Extracts from a graphics dataset:
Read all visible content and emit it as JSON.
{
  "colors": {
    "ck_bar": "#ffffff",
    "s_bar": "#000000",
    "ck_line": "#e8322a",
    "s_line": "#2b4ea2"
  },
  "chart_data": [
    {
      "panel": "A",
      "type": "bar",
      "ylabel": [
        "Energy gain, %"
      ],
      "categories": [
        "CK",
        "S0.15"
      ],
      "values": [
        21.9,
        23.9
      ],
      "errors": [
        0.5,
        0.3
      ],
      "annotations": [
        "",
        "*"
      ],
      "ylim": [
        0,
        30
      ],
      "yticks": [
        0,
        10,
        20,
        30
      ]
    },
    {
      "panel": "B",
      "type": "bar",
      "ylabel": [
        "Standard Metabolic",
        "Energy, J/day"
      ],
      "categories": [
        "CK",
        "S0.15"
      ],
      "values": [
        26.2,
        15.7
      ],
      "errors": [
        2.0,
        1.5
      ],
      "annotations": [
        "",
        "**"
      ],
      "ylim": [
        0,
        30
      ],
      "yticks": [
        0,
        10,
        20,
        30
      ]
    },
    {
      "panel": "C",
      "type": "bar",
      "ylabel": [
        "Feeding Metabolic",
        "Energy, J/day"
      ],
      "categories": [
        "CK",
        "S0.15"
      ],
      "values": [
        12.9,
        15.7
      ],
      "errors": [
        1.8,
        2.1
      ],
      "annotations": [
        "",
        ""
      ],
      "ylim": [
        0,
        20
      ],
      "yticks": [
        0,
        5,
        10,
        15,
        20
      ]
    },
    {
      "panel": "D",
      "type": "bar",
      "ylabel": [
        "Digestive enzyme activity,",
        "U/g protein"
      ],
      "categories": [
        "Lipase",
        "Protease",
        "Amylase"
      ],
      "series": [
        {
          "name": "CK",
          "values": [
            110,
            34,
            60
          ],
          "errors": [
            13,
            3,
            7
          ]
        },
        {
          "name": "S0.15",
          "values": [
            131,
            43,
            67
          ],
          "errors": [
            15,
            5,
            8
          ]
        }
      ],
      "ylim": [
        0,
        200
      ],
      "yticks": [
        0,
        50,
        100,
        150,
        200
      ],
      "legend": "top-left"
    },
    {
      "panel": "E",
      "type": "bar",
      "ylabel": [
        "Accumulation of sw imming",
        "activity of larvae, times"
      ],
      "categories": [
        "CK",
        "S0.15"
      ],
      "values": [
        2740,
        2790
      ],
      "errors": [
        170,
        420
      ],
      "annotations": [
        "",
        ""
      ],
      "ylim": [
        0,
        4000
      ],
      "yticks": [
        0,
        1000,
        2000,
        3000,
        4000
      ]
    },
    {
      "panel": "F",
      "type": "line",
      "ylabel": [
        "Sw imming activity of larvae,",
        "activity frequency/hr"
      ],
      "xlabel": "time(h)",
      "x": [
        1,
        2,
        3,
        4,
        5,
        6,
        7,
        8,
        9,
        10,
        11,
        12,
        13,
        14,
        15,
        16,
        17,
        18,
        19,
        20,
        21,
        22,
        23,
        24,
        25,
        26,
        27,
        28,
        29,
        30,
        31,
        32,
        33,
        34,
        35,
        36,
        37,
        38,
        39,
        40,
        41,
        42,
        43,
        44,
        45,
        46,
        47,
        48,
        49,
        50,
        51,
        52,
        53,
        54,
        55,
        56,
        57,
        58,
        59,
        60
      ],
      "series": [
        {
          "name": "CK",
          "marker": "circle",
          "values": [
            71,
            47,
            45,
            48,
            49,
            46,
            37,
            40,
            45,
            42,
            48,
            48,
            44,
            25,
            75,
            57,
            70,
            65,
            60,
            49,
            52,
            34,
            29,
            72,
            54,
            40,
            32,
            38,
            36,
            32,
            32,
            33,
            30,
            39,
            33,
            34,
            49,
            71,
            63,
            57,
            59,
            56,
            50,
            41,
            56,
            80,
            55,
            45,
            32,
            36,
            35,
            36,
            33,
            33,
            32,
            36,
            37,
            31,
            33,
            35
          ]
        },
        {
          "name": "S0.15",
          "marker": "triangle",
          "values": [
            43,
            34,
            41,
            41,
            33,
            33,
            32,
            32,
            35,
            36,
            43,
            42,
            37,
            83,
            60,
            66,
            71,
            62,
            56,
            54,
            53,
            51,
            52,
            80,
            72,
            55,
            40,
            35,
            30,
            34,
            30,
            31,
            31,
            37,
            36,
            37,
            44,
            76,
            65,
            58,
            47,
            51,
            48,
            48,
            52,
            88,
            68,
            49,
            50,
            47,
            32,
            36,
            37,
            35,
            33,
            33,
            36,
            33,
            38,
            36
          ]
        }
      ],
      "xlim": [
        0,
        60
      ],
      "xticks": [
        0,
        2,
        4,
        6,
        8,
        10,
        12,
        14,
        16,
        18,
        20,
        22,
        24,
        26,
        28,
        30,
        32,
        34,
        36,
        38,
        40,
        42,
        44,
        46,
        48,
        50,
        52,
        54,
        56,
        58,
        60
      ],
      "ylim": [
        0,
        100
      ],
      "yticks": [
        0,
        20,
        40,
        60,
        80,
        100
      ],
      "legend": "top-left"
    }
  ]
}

• [Work item]
Give an exact copy of all the data shown above.

• [Solution below]
Read all visible content and emit it as JSON.
{
  "colors": {
    "ck_bar": "#ffffff",
    "s_bar": "#000000",
    "ck_line": "#e8322a",
    "s_line": "#2b4ea2"
  },
  "chart_data": [
    {
      "panel": "A",
      "type": "bar",
      "ylabel": [
        "Energy gain, %"
      ],
      "categories": [
        "CK",
        "S0.15"
      ],
      "values": [
        21.9,
        23.9
      ],
      "errors": [
        0.5,
        0.3
      ],
      "annotations": [
        "",
        "*"
      ],
      "ylim": [
        0,
        30
      ],
      "yticks": [
        0,
        10,
        20,
        30
      ]
    },
    {
      "panel": "B",
      "type": "bar",
      "ylabel": [
        "Standard Metabolic",
        "Energy, J/day"
      ],
      "categories": [
        "CK",
        "S0.15"
      ],
      "values": [
        26.2,
        15.7
      ],
      "errors": [
        2.0,
        1.5
      ],
      "annotations": [
        "",
        "**"
      ],
      "ylim": [
        0,
        30
      ],
      "yticks": [
        0,
        10,
        20,
        30
      ]
    },
    {
      "panel": "C",
      "type": "bar",
      "ylabel": [
        "Feeding Metabolic",
        "Energy, J/day"
      ],
      "categories": [
        "CK",
        "S0.15"
      ],
      "values": [
        12.9,
        15.7
      ],
      "errors": [
        1.8,
        2.1
      ],
      "annotations": [
        "",
        ""
      ],
      "ylim": [
        0,
        20
      ],
      "yticks": [
        0,
        5,
        10,
        15,
        20
      ]
    },
    {
      "panel": "D",
      "type": "bar",
      "ylabel": [
        "Digestive enzyme activity,",
        "U/g protein"
      ],
      "categories": [
        "Lipase",
        "Protease",
        "Amylase"
      ],
      "series": [
        {
          "name": "CK",
          "values": [
            110,
            34,
            60
          ],
          "errors": [
            13,
            3,
            7
          ]
        },
        {
          "name": "S0.15",
          "values": [
            131,
            43,
            67
          ],
          "errors": [
            15,
            5,
            8
          ]
        }
      ],
      "ylim": [
        0,
        200
      ],
      "yticks": [
        0,
        50,
        100,
        150,
        200
      ],
      "legend": "top-left"
    },
    {
      "panel": "E",
      "type": "bar",
      "ylabel": [
        "Accumulation of sw imming",
        "activity of larvae, times"
      ],
      "categories": [
        "CK",
        "S0.15"
      ],
      "values": [
        2740,
        2790
      ],
      "errors": [
        170,
        420
      ],
      "annotations": [
        "",
        ""
      ],
      "ylim": [
        0,
        4000
      ],
      "yticks": [
        0,
        1000,
        2000,
        3000,
        4000
      ]
    },
    {
      "panel": "F",
      "type": "line",
      "ylabel": [
        "Sw imming activity of larvae,",
        "activity frequency/hr"
      ],
      "xlabel": "time(h)",
      "x": [
        1,
        2,
        3,
        4,
        5,
        6,
        7,
        8,
        9,
        10,
        11,
        12,
        13,
        14,
        15,
        16,
        17,
        18,
        19,
        20,
        21,
        22,
        23,
        24,
        25,
        26,
        27,
        28,
        29,
        30,
        31,
        32,
        33,
        34,
        35,
        36,
        37,
        38,
        39,
        40,
        41,
        42,
        43,
        44,
        45,
        46,
        47,
        48,
        49,
        50,
        51,
        52,
        53,
        54,
        55,
        56,
        57,
        58,
        59,
        60
      ],
      "series": [
        {
          "name": "CK",
          "marker": "circle",
          "values": [
            71,
            47,
            45,
            48,
            49,
            46,
            37,
            40,
            45,
            42,
            48,
            48,
            44,
            25,
            75,
            57,
            70,
            65,
            60,
            49,
            52,
            34,
            29,
            72,
            54,
            40,
            32,
            38,
            36,
            32,
            32,
            33,
            30,
            39,
            33,
            34,
            49,
            71,
            63,
            57,
            59,
            56,
            50,
            41,
            56,
            80,
            55,
            45,
            32,
            36,
            35,
            36,
            33,
            33,
            32,
            36,
            37,
            31,
            33,
            35
          ]
        },
        {
          "name": "S0.15",
          "marker": "triangle",
          "values": [
            43,
            34,
            41,
            41,
            33,
            33,
            32,
            32,
            35,
            36,
            43,
            42,
            37,
            83,
            60,
            66,
            71,
            62,
            56,
            54,
            53,
            51,
            52,
            80,
            72,
            55,
            40,
            35,
            30,
            34,
            30,
            31,
            31,
            37,
            36,
            37,
            44,
            76,
            65,
            58,
            47,
            51,
            48,
            48,
            52,
            88,
            68,
            49,
            50,
            47,
            32,
            36,
            37,
            35,
            33,
            33,
            36,
            33,
            38,
            36
          ]
        }
      ],
      "xlim": [
        0,
        60
      ],
      "xticks": [
        0,
        2,
        4,
        6,
        8,
        10,
        12,
        14,
        16,
        18,
        20,
        22,
        24,
        26,
        28,
        30,
        32,
        34,
        36,
        38,
        40,
        42,
        44,
        46,
        48,
        50,
        52,
        54,
        56,
        58,
        60
      ],
      "ylim": [
        0,
        100
      ],
      "yticks": [
        0,
        20,
        40,
        60,
        80,
        100
      ],
      "legend": "top-left"
    }
  ]
}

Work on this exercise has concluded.